*Entries shown*:
::::::

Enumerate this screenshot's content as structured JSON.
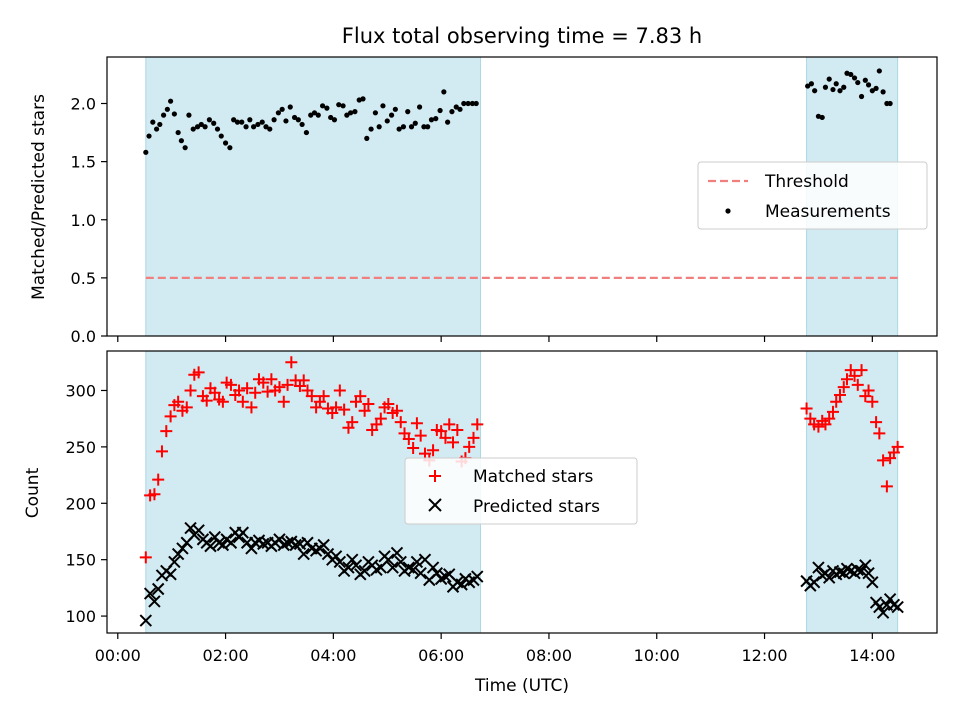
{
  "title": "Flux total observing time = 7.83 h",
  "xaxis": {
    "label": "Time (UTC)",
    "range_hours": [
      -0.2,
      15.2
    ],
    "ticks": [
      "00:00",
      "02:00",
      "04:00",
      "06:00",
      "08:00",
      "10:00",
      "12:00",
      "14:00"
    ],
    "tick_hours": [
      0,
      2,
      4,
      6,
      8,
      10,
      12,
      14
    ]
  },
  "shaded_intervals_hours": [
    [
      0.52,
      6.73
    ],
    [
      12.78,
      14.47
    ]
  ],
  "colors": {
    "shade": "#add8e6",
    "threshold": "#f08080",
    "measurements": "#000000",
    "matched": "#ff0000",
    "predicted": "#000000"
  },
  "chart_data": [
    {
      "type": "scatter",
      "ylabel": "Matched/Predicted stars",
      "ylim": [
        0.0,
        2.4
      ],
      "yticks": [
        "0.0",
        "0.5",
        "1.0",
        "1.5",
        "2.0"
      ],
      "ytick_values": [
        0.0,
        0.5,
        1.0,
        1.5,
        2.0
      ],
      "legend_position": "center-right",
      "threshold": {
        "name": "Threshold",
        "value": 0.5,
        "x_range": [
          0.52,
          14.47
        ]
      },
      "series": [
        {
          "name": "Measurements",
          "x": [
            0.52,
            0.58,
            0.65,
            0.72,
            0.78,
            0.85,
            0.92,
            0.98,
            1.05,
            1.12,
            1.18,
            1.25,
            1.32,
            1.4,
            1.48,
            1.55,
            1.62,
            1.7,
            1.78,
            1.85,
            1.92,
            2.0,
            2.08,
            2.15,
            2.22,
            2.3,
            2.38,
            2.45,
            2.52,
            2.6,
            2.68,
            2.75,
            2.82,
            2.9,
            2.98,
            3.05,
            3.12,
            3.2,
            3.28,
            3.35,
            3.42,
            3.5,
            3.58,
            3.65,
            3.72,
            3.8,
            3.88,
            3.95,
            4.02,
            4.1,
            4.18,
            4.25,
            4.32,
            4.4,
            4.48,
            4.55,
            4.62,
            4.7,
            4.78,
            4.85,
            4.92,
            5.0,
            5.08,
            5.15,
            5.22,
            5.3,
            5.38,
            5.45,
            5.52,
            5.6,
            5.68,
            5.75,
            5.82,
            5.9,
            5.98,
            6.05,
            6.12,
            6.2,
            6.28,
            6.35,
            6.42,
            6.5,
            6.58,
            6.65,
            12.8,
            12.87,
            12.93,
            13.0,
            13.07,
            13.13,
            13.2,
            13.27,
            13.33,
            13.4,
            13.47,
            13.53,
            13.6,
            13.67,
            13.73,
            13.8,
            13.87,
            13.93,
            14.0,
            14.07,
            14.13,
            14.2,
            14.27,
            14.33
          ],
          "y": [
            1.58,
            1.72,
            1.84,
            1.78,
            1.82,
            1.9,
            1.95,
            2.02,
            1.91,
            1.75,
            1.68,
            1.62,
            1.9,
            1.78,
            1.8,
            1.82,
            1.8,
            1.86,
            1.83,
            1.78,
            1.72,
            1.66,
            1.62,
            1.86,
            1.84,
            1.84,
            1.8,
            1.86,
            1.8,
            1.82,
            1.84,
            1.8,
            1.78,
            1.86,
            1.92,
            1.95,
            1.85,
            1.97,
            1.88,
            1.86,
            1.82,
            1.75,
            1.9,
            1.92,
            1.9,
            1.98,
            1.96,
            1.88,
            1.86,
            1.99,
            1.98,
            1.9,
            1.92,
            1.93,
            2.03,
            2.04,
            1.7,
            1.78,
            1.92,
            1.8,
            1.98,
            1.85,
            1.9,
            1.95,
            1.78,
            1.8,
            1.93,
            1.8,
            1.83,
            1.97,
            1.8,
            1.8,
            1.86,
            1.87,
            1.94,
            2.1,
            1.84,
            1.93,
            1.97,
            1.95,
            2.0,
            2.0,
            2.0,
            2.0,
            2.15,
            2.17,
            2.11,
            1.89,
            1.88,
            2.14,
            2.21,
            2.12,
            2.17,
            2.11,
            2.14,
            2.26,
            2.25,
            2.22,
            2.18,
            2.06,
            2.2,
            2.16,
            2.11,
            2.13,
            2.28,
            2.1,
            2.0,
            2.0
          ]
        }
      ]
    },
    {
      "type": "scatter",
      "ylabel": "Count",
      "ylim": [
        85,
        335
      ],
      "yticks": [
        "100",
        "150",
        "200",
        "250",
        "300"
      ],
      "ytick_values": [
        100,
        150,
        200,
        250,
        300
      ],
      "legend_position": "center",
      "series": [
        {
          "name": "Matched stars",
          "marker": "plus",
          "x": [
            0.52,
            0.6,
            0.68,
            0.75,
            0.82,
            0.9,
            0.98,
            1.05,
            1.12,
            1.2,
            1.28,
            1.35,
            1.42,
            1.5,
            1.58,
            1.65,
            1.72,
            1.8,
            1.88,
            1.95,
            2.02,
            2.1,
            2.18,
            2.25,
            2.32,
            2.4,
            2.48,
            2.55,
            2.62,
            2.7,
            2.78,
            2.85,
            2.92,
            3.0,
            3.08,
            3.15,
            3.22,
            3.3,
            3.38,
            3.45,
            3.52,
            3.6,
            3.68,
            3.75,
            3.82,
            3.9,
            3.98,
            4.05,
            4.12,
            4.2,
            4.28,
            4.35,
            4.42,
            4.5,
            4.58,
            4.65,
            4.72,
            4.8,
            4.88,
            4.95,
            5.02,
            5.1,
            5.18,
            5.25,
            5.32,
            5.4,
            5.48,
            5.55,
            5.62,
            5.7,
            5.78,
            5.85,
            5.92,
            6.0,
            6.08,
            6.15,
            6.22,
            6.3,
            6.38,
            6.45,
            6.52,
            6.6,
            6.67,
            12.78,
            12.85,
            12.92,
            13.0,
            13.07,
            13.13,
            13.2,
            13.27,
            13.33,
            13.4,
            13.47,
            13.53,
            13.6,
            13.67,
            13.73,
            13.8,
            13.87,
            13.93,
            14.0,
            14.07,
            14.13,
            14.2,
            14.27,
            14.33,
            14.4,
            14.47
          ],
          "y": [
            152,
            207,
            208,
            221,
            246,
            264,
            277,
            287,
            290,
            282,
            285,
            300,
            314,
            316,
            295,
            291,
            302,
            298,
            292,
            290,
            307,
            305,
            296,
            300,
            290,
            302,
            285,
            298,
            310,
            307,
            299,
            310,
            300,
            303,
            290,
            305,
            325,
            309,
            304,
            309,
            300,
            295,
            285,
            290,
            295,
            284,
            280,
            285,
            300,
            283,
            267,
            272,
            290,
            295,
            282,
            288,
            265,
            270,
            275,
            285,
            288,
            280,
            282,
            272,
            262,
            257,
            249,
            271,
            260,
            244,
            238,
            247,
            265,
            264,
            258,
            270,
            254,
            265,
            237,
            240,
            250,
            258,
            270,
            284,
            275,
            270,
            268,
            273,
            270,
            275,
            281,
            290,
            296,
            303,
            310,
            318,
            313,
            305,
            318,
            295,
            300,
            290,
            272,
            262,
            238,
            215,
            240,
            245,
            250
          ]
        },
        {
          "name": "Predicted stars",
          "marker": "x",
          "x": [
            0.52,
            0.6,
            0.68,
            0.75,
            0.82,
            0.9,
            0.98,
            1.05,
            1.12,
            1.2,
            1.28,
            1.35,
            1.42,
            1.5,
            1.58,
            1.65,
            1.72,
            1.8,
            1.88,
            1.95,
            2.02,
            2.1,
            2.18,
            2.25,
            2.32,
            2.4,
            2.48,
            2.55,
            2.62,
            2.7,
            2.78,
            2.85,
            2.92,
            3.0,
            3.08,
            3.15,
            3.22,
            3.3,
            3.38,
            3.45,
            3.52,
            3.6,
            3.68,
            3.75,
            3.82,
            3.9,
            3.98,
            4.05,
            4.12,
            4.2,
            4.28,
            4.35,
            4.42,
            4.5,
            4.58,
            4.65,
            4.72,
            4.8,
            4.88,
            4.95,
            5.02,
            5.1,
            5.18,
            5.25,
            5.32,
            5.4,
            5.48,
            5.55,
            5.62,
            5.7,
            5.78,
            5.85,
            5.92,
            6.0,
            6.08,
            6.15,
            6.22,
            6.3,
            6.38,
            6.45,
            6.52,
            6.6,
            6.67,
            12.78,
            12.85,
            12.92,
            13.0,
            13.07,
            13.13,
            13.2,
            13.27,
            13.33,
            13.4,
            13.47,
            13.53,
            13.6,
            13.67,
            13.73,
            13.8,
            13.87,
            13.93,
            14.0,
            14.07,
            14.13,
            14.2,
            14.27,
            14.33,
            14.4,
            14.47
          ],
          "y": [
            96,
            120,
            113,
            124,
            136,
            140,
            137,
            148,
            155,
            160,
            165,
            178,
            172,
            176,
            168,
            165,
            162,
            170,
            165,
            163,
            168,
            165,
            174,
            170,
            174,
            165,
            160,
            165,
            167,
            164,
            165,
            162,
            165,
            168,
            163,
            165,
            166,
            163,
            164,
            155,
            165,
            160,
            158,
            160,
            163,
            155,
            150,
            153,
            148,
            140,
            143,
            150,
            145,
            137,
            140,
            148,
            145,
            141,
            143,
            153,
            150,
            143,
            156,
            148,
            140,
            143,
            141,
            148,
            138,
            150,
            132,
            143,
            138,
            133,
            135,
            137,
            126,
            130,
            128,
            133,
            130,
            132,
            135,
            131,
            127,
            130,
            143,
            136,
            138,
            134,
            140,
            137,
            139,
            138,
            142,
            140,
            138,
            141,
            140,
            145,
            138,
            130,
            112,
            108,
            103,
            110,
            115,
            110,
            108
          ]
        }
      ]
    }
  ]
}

::::::

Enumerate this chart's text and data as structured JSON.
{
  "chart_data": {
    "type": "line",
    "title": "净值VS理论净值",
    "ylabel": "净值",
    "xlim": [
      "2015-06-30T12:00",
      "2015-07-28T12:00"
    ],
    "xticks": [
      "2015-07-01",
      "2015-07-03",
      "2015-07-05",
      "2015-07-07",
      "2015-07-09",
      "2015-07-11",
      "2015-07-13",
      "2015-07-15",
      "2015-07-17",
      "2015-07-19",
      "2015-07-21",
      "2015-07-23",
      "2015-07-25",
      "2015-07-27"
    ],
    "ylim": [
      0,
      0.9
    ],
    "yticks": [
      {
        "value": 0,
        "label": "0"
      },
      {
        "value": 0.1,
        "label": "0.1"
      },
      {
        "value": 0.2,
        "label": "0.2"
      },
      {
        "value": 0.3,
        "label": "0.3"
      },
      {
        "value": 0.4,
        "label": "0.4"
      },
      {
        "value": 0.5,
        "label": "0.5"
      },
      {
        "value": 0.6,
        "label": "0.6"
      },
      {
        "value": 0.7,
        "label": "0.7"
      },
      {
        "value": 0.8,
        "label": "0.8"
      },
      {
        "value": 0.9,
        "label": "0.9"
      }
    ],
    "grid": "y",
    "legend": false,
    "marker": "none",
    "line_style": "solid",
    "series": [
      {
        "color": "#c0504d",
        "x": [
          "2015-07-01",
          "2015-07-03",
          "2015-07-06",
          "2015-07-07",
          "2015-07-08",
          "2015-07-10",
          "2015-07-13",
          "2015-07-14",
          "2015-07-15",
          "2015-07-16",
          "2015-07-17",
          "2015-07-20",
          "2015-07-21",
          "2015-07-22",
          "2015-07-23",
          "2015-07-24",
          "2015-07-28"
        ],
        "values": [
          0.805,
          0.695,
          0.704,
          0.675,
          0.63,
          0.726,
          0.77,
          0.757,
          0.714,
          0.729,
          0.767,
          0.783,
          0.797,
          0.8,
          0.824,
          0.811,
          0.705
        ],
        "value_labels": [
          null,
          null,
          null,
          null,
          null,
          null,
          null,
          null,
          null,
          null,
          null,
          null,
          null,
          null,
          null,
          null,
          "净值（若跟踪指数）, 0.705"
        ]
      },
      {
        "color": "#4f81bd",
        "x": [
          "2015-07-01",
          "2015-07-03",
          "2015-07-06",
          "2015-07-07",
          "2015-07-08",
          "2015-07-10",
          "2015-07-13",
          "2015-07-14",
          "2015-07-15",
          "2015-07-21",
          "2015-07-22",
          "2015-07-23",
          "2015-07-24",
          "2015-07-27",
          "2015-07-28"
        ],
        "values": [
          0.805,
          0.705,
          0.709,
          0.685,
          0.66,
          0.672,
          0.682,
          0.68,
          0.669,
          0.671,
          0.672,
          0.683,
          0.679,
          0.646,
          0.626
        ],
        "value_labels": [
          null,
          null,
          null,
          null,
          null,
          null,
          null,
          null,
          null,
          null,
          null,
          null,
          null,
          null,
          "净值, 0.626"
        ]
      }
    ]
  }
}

::::::

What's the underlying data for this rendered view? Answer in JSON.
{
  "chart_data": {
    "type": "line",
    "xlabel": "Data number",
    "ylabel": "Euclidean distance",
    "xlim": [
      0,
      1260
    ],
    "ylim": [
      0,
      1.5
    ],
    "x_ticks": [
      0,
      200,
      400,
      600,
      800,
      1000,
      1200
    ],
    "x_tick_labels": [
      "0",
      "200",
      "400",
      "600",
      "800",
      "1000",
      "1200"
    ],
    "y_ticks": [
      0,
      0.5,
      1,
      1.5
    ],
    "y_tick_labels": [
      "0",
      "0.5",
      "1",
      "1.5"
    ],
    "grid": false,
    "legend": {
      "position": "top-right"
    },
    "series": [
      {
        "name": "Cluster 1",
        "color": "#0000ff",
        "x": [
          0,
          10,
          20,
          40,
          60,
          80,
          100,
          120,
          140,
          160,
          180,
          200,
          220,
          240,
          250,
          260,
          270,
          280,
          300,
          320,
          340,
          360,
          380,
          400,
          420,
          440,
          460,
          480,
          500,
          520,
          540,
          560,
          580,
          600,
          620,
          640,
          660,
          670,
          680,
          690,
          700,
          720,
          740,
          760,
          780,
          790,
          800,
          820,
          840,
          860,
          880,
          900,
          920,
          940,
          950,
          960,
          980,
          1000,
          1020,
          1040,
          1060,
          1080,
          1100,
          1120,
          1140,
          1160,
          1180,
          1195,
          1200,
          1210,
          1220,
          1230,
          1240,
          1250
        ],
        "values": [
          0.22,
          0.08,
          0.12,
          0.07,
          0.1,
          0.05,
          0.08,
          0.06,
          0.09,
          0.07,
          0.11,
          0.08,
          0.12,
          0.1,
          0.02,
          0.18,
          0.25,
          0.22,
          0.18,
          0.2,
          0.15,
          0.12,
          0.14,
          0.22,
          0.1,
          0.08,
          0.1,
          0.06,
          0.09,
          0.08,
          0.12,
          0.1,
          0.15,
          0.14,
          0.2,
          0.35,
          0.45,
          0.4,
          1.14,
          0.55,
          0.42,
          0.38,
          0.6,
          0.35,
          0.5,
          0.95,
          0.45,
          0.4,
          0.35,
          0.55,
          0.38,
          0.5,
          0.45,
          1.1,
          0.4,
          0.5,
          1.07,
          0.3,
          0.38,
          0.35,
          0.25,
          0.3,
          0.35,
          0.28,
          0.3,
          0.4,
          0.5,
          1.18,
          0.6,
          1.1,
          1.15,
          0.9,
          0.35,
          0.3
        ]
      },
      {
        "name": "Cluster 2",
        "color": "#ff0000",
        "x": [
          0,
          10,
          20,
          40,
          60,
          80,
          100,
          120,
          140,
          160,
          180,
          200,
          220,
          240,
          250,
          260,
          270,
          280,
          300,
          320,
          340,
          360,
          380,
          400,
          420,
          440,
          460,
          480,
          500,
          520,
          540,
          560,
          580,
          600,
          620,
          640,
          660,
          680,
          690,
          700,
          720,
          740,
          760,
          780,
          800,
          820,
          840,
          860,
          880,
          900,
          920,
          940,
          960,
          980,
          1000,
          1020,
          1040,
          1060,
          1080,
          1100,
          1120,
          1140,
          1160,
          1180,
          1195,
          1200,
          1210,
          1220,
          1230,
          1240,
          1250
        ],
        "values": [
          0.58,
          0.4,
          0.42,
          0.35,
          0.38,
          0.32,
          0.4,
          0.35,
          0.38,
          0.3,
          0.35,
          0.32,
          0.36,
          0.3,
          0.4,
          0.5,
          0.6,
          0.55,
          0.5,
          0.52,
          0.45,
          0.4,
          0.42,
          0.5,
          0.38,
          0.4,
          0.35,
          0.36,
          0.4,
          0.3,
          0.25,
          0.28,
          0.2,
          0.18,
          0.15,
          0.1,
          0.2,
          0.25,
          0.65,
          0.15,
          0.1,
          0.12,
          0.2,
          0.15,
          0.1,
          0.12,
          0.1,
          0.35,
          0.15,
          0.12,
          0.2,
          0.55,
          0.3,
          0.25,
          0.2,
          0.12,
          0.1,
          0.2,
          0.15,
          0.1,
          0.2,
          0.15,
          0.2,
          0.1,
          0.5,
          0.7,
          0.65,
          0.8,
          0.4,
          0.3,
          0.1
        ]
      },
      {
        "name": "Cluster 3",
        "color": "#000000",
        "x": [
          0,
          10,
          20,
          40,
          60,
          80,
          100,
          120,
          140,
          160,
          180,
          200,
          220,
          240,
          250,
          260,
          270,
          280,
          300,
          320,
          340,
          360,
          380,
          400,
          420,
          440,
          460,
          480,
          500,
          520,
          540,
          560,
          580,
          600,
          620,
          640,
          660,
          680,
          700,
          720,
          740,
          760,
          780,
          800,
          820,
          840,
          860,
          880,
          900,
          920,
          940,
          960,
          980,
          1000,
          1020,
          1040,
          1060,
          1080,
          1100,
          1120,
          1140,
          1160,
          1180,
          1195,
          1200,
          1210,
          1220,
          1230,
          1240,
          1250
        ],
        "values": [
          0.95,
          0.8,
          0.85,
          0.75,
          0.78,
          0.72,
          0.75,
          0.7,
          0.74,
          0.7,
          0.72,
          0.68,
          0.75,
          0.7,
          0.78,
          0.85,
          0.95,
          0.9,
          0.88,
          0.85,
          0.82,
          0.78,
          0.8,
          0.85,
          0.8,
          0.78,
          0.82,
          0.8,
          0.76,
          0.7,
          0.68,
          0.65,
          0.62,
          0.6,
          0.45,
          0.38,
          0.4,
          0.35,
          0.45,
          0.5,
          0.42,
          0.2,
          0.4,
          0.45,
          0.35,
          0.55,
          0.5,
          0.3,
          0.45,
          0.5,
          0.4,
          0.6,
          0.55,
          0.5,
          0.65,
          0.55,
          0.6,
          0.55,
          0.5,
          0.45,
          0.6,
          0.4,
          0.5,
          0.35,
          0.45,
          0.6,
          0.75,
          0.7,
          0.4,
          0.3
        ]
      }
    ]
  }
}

::::::

Take every line containing the word "structured" and copy it.

*Output for this task*:
Enumerate this screenshot's content as structured JSON.
Enumerate this chart's text and data as structured JSON.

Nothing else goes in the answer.